*TASK OBJECTIVE*. Don't copy the pictures; return every other part of the records exactly.

*STORED RECORDS*.
BEGIN

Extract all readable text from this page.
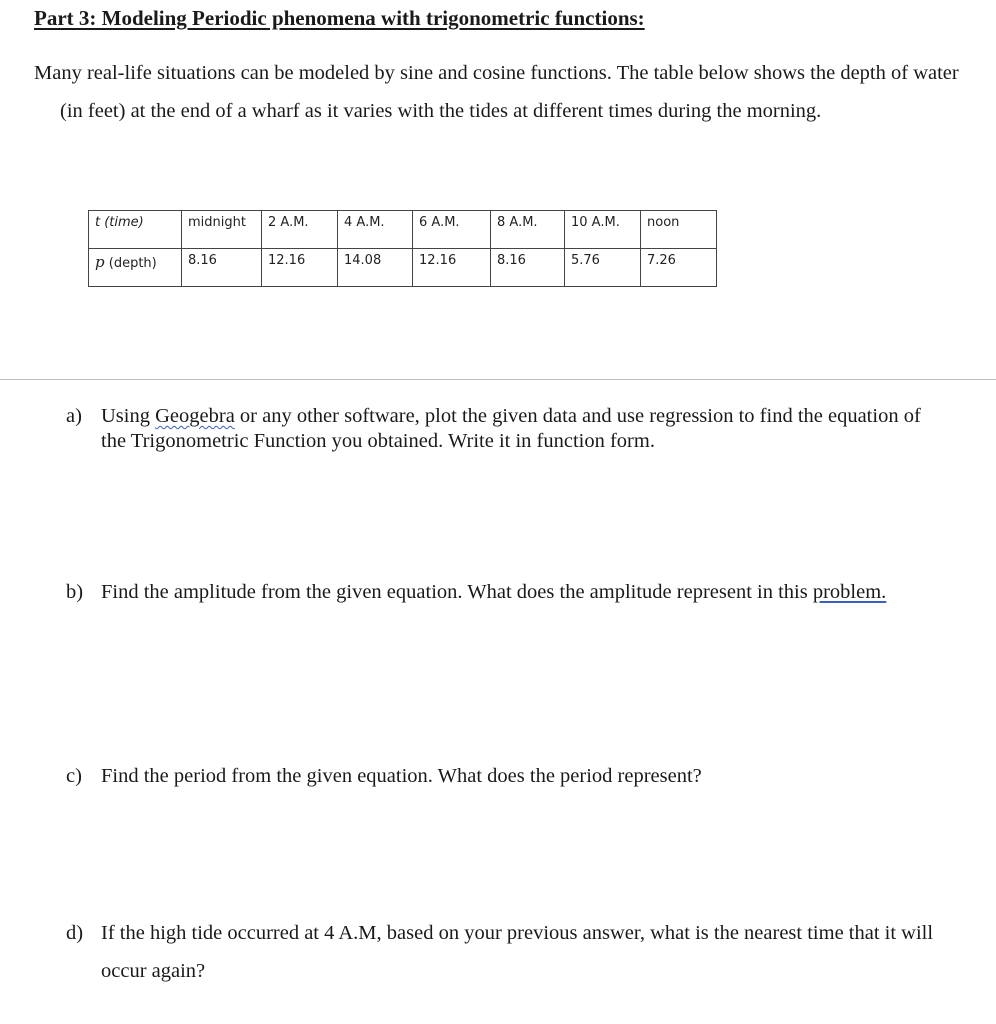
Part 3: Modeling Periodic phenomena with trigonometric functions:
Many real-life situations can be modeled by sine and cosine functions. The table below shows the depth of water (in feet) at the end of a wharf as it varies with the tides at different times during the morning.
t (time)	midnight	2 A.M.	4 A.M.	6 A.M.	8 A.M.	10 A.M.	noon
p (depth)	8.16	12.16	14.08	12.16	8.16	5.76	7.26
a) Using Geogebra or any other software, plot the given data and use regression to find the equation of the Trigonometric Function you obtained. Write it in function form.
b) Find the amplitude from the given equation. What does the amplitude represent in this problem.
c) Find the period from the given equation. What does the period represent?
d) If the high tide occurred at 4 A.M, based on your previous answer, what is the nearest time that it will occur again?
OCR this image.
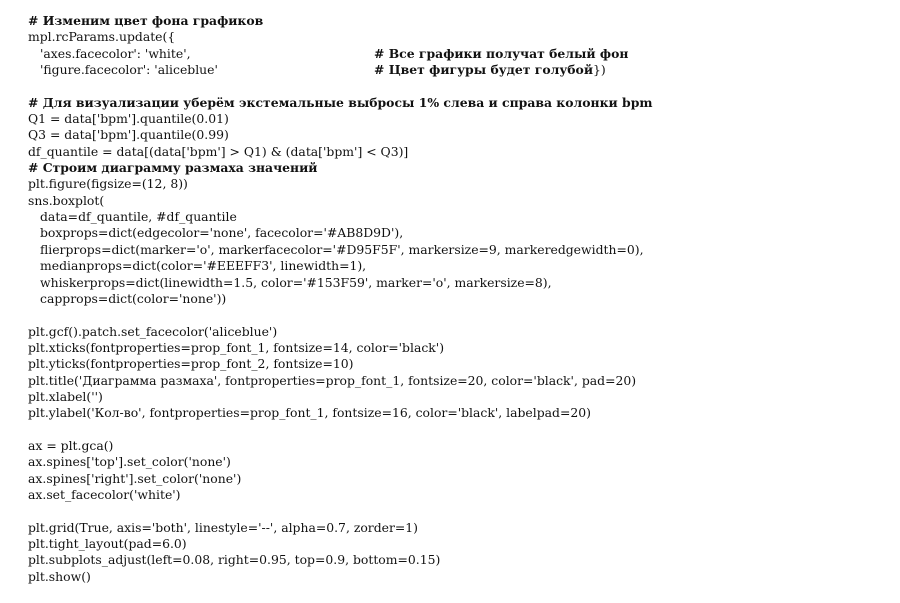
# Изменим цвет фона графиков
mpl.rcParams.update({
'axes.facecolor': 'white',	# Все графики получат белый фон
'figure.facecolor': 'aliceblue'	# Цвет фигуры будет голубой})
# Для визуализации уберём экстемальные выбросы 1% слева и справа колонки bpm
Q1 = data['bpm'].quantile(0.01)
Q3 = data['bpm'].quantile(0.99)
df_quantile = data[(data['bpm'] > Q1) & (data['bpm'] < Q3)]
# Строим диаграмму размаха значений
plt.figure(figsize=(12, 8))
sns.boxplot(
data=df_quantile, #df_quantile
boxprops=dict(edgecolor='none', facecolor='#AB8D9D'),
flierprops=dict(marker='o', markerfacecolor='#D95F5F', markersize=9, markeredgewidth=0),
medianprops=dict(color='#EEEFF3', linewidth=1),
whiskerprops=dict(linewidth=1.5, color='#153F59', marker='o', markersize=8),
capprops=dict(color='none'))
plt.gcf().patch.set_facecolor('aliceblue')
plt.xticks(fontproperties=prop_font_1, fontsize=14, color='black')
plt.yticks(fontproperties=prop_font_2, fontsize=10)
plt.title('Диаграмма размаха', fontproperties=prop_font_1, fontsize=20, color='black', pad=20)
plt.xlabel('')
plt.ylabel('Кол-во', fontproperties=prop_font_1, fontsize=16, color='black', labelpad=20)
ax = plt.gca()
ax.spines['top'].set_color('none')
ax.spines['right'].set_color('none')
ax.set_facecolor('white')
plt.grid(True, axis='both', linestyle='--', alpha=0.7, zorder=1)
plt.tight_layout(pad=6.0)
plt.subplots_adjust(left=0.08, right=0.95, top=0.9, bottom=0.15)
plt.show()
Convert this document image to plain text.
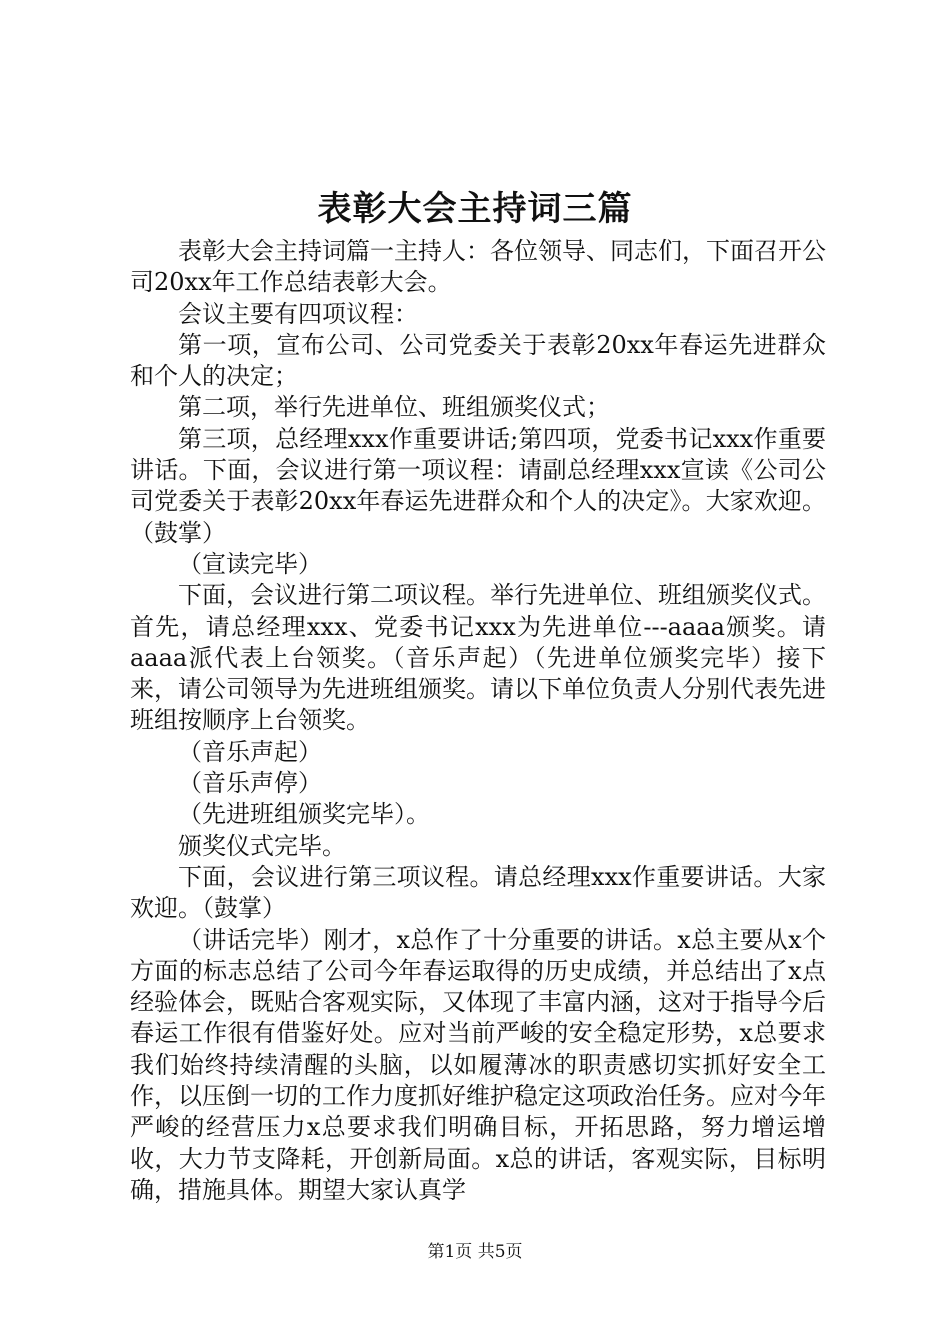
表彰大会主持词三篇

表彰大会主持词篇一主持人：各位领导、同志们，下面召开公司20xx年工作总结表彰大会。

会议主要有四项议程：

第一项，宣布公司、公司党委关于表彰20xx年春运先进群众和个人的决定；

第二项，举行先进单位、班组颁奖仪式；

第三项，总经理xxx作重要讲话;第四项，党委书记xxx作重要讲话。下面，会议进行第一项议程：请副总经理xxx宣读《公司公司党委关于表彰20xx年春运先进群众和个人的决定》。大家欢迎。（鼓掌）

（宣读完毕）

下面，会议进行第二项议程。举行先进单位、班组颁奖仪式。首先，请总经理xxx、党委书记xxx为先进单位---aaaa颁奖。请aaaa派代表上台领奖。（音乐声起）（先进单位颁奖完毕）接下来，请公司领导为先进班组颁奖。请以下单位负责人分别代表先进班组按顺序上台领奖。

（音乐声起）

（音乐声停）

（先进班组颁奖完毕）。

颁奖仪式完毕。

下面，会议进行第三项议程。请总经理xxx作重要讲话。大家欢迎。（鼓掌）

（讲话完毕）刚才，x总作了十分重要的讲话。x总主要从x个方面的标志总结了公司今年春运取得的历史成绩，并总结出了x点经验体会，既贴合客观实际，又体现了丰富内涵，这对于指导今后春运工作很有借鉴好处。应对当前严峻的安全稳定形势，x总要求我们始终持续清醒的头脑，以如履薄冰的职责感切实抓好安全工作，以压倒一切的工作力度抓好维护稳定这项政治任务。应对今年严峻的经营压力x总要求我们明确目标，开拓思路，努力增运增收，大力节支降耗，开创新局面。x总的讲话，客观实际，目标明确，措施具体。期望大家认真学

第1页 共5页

END

*FINISHED EXERCISE*.
Extract all readable text from this page.
Part 3: Modeling Periodic phenomena with trigonometric functions:
Many real-life situations can be modeled by sine and cosine functions. The table below shows the depth of water (in feet) at the end of a wharf as it varies with the tides at different times during the morning.
t (time)	midnight	2 A.M.	4 A.M.	6 A.M.	8 A.M.	10 A.M.	noon
p (depth)	8.16	12.16	14.08	12.16	8.16	5.76	7.26
a) Using Geogebra or any other software, plot the given data and use regression to find the equation of the Trigonometric Function you obtained. Write it in function form.
b) Find the amplitude from the given equation. What does the amplitude represent in this problem.
c) Find the period from the given equation. What does the period represent?
d) If the high tide occurred at 4 A.M, based on your previous answer, what is the nearest time that it will occur again?
OCR this image.
# Изменим цвет фона графиков
mpl.rcParams.update({
'axes.facecolor': 'white',	# Все графики получат белый фон
'figure.facecolor': 'aliceblue'	# Цвет фигуры будет голубой})
# Для визуализации уберём экстемальные выбросы 1% слева и справа колонки bpm
Q1 = data['bpm'].quantile(0.01)
Q3 = data['bpm'].quantile(0.99)
df_quantile = data[(data['bpm'] > Q1) & (data['bpm'] < Q3)]
# Строим диаграмму размаха значений
plt.figure(figsize=(12, 8))
sns.boxplot(
data=df_quantile, #df_quantile
boxprops=dict(edgecolor='none', facecolor='#AB8D9D'),
flierprops=dict(marker='o', markerfacecolor='#D95F5F', markersize=9, markeredgewidth=0),
medianprops=dict(color='#EEEFF3', linewidth=1),
whiskerprops=dict(linewidth=1.5, color='#153F59', marker='o', markersize=8),
capprops=dict(color='none'))
plt.gcf().patch.set_facecolor('aliceblue')
plt.xticks(fontproperties=prop_font_1, fontsize=14, color='black')
plt.yticks(fontproperties=prop_font_2, fontsize=10)
plt.title('Диаграмма размаха', fontproperties=prop_font_1, fontsize=20, color='black', pad=20)
plt.xlabel('')
plt.ylabel('Кол-во', fontproperties=prop_font_1, fontsize=16, color='black', labelpad=20)
ax = plt.gca()
ax.spines['top'].set_color('none')
ax.spines['right'].set_color('none')
ax.set_facecolor('white')
plt.grid(True, axis='both', linestyle='--', alpha=0.7, zorder=1)
plt.tight_layout(pad=6.0)
plt.subplots_adjust(left=0.08, right=0.95, top=0.9, bottom=0.15)
plt.show()
Convert this document image to plain text.
表彰大会主持词三篇

表彰大会主持词篇一主持人：各位领导、同志们，下面召开公司20xx年工作总结表彰大会。

会议主要有四项议程：

第一项，宣布公司、公司党委关于表彰20xx年春运先进群众和个人的决定；

第二项，举行先进单位、班组颁奖仪式；

第三项，总经理xxx作重要讲话;第四项，党委书记xxx作重要讲话。下面，会议进行第一项议程：请副总经理xxx宣读《公司公司党委关于表彰20xx年春运先进群众和个人的决定》。大家欢迎。（鼓掌）

（宣读完毕）

下面，会议进行第二项议程。举行先进单位、班组颁奖仪式。首先，请总经理xxx、党委书记xxx为先进单位---aaaa颁奖。请aaaa派代表上台领奖。（音乐声起）（先进单位颁奖完毕）接下来，请公司领导为先进班组颁奖。请以下单位负责人分别代表先进班组按顺序上台领奖。

（音乐声起）

（音乐声停）

（先进班组颁奖完毕）。

颁奖仪式完毕。

下面，会议进行第三项议程。请总经理xxx作重要讲话。大家欢迎。（鼓掌）

（讲话完毕）刚才，x总作了十分重要的讲话。x总主要从x个方面的标志总结了公司今年春运取得的历史成绩，并总结出了x点经验体会，既贴合客观实际，又体现了丰富内涵，这对于指导今后春运工作很有借鉴好处。应对当前严峻的安全稳定形势，x总要求我们始终持续清醒的头脑，以如履薄冰的职责感切实抓好安全工作，以压倒一切的工作力度抓好维护稳定这项政治任务。应对今年严峻的经营压力x总要求我们明确目标，开拓思路，努力增运增收，大力节支降耗，开创新局面。x总的讲话，客观实际，目标明确，措施具体。期望大家认真学

第1页 共5页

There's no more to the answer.